(Recorded data)
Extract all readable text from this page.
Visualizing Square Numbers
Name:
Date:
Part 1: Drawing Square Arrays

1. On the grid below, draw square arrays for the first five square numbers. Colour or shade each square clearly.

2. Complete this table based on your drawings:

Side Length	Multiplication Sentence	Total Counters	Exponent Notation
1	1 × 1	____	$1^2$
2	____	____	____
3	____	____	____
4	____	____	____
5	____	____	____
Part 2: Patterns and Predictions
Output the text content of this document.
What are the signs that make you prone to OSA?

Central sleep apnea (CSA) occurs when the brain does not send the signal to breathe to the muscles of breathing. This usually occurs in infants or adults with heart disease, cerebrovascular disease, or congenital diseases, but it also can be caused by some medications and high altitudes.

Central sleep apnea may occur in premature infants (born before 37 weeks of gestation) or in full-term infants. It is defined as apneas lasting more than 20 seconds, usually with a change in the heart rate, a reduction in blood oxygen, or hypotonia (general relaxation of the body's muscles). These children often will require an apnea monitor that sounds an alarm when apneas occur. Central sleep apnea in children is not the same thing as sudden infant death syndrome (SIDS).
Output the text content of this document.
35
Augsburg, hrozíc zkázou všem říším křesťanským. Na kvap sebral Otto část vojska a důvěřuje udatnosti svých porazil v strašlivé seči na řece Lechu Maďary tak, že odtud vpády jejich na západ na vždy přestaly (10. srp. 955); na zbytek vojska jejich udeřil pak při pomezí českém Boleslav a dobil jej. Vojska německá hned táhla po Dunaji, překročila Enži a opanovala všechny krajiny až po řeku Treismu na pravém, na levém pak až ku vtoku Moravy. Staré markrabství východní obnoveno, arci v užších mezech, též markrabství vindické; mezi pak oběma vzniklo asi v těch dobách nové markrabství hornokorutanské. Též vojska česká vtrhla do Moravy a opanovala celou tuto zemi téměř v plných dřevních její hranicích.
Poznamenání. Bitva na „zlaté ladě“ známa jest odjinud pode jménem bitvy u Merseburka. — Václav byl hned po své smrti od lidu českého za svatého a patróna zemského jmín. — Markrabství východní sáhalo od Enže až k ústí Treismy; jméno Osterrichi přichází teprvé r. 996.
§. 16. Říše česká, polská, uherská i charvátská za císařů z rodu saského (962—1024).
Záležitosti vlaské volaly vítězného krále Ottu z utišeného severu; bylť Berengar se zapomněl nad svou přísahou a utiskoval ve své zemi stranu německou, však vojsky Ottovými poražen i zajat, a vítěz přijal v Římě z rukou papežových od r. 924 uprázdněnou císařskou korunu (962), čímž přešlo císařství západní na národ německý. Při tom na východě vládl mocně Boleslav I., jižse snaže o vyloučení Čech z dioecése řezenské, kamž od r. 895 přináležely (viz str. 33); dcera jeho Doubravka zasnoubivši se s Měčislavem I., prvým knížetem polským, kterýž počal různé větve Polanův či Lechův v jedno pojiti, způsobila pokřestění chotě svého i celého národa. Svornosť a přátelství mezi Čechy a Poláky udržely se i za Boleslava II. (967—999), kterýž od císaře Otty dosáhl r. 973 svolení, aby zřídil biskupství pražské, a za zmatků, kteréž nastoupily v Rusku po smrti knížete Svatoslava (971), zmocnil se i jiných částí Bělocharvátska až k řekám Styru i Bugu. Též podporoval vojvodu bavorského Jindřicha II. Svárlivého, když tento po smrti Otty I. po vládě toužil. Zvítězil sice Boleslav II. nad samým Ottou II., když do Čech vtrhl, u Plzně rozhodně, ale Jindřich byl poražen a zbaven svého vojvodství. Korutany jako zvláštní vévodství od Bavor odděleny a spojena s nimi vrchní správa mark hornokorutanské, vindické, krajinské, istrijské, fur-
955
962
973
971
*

**WHAT YOU NEED TO DO:** Working from the material above, retype it in its entirety without change.

**TASK OUTPUT:**
Extract all readable text from this page.
Visualizing Square Numbers
Name:
Date:
Part 1: Drawing Square Arrays

1. On the grid below, draw square arrays for the first five square numbers. Colour or shade each square clearly.

2. Complete this table based on your drawings:

Side Length	Multiplication Sentence	Total Counters	Exponent Notation
1	1 × 1	____	$1^2$
2	____	____	____
3	____	____	____
4	____	____	____
5	____	____	____
Part 2: Patterns and Predictions
Output the text content of this document.
What are the signs that make you prone to OSA?

Central sleep apnea (CSA) occurs when the brain does not send the signal to breathe to the muscles of breathing. This usually occurs in infants or adults with heart disease, cerebrovascular disease, or congenital diseases, but it also can be caused by some medications and high altitudes.

Central sleep apnea may occur in premature infants (born before 37 weeks of gestation) or in full-term infants. It is defined as apneas lasting more than 20 seconds, usually with a change in the heart rate, a reduction in blood oxygen, or hypotonia (general relaxation of the body's muscles). These children often will require an apnea monitor that sounds an alarm when apneas occur. Central sleep apnea in children is not the same thing as sudden infant death syndrome (SIDS).
Output the text content of this document.
35
Augsburg, hrozíc zkázou všem říším křesťanským. Na kvap sebral Otto část vojska a důvěřuje udatnosti svých porazil v strašlivé seči na řece Lechu Maďary tak, že odtud vpády jejich na západ na vždy přestaly (10. srp. 955); na zbytek vojska jejich udeřil pak při pomezí českém Boleslav a dobil jej. Vojska německá hned táhla po Dunaji, překročila Enži a opanovala všechny krajiny až po řeku Treismu na pravém, na levém pak až ku vtoku Moravy. Staré markrabství východní obnoveno, arci v užších mezech, též markrabství vindické; mezi pak oběma vzniklo asi v těch dobách nové markrabství hornokorutanské. Též vojska česká vtrhla do Moravy a opanovala celou tuto zemi téměř v plných dřevních její hranicích.
Poznamenání. Bitva na „zlaté ladě“ známa jest odjinud pode jménem bitvy u Merseburka. — Václav byl hned po své smrti od lidu českého za svatého a patróna zemského jmín. — Markrabství východní sáhalo od Enže až k ústí Treismy; jméno Osterrichi přichází teprvé r. 996.
§. 16. Říše česká, polská, uherská i charvátská za císařů z rodu saského (962—1024).
Záležitosti vlaské volaly vítězného krále Ottu z utišeného severu; bylť Berengar se zapomněl nad svou přísahou a utiskoval ve své zemi stranu německou, však vojsky Ottovými poražen i zajat, a vítěz přijal v Římě z rukou papežových od r. 924 uprázdněnou císařskou korunu (962), čímž přešlo císařství západní na národ německý. Při tom na východě vládl mocně Boleslav I., jižse snaže o vyloučení Čech z dioecése řezenské, kamž od r. 895 přináležely (viz str. 33); dcera jeho Doubravka zasnoubivši se s Měčislavem I., prvým knížetem polským, kterýž počal různé větve Polanův či Lechův v jedno pojiti, způsobila pokřestění chotě svého i celého národa. Svornosť a přátelství mezi Čechy a Poláky udržely se i za Boleslava II. (967—999), kterýž od císaře Otty dosáhl r. 973 svolení, aby zřídil biskupství pražské, a za zmatků, kteréž nastoupily v Rusku po smrti knížete Svatoslava (971), zmocnil se i jiných částí Bělocharvátska až k řekám Styru i Bugu. Též podporoval vojvodu bavorského Jindřicha II. Svárlivého, když tento po smrti Otty I. po vládě toužil. Zvítězil sice Boleslav II. nad samým Ottou II., když do Čech vtrhl, u Plzně rozhodně, ale Jindřich byl poražen a zbaven svého vojvodství. Korutany jako zvláštní vévodství od Bavor odděleny a spojena s nimi vrchní správa mark hornokorutanské, vindické, krajinské, istrijské, fur-
955
962
973
971
*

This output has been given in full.